> [Objetivo A]:
¿Concuerdan con el pasaje sobre los albigenses y Wiclef las afirmaciones siguientes? (i) Los albigenses empezaron a difundir sus errores en Languedoc a fines del siglo XII. (ii) Wiclef enseñó teología en la Universidad de Oxford. (iii) Wiclef tuvo una muerte violenta. Responde sí o no a cada una y cita las palabras decisivas del pasaje.
> [Objetivo B]:
¿Cómo seguiría el pasaje sobre los albigenses y Wiclef? Prolóngalo a partir de su última oración.

> [Pasaje mostrado]:
=======

Siguieron los albigenses, que en los últimos años del siglo XII principiaron a propagar en la provincia de Languedoc, en Francia, los errores de los maniqueos, añadiendo otros nuevos, que causaron mucho ruido y disturbios, principalmente cuando llevaron su arrojo hasta defenderlos con la fuerza de las armas.

En el siglo XIV renovó los errores sobre la jerarquía Juan Wiclef, natural de Wiclef, en la provincia de York, en Inglaterra, profesor de teología de la Universidad de Oxford, y cura de la diócesis de Lincoln. Algunos escritores creen que su despecho por no haber obtenido un obispado fue lo que motivó, como en Aerio, sus primeros errores; pero sea de esto lo que quiera, es lo cierto que puede considerarse como el precursor de Calvino, y que, protegido secretamente por la corte de Inglaterra, y particularmente por el duque de Lancaster, murió tranquilo, a pesar de los anatemas de Roma y del concilio de Constanza.

=======

> [Material]:
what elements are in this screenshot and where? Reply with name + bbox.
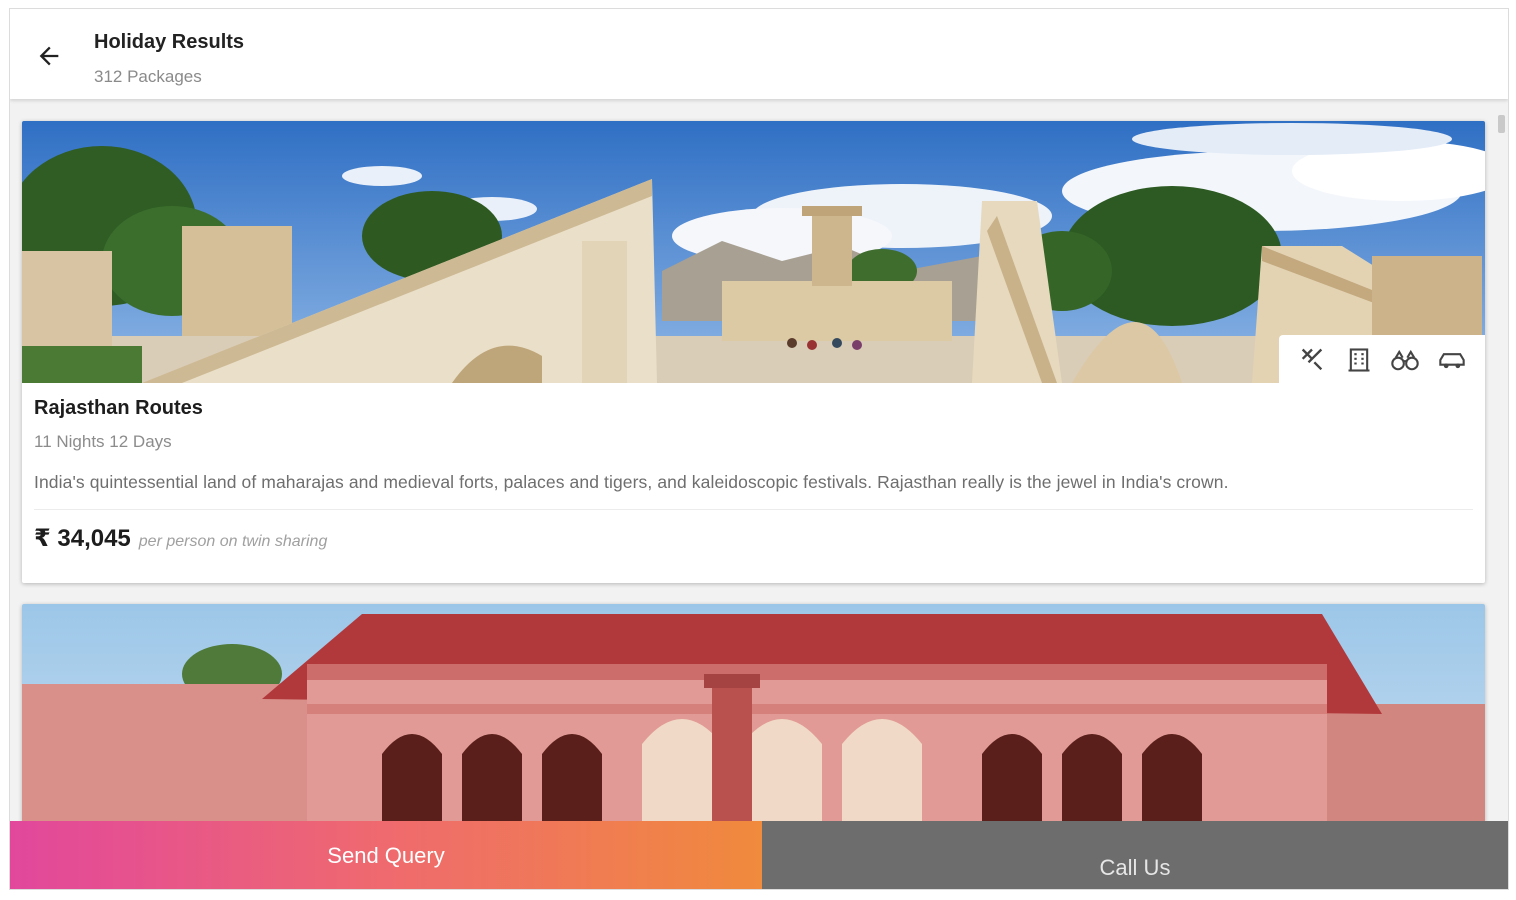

=======

> [Respuesta del ejercicio A]:
(i) Sí: «en los últimos años del siglo XII principiaron a propagar en la provincia de Languedoc»
(ii) Sí: «profesor de teología de la Universidad de Oxford»
(iii) No: «murió tranquilo, a pesar de los anatemas de Roma y del concilio de Constanza»

> [Respuesta del ejercicio B]:
Inglaterra, al recibir la reforma protestante, conservó la jerarquía; pero muchos de los ingleses que en la reacción religiosa que tuvo lugar durante el reinado de María Estuardo tuvieron que abandonar el país, cuando volvieron después, familiarizados como estaban con los errores de Zuinglio y Calvino, combatieron la autoridad episcopal y sostuvieron que la Iglesia debía estar gobernada por consistorios o presbiterios compuestos de sacerdotes y de algunos legos ancianos. Los presbiterianos, que así se llamaron los nuevos reformadores, fueron tratados como una secta cismática por los episcopales, y aquellos y estos se encontraron después con los brownistas, que llevaron sus doctrinas sobre este punto al más alto grado de exageración. Los episcopales admitieron con la jerarquía una gran parte de las ceremonias de la Iglesia Católica. Los presbiterianos o puritanos encontraron en esta parte muy imperfecta la reforma, y combatiendo la jerarquía, simplificaron las ceremonias hasta dejar reducido a casi nada el culto exterior; pero con el mismo título que los unos y los otros se presentó inmediatamente en la escena un sacerdote anglicano llamado Roberto Brown, el cual, creyendo que los puritanos eran demasiado sensuales en la adoración que daban a Dios, acabó por destruir el sacerdocio, el culto, todo género de preces y hasta la misma oración dominical. La secta de los brownistas fue tratada como cismática y con bastante rigor por los episcopales y presbiterianos; tuvo sus mártires, y a su cabeza se encontró siempre Roberto Brown, con el título de patriarca de la Iglesia Reformada.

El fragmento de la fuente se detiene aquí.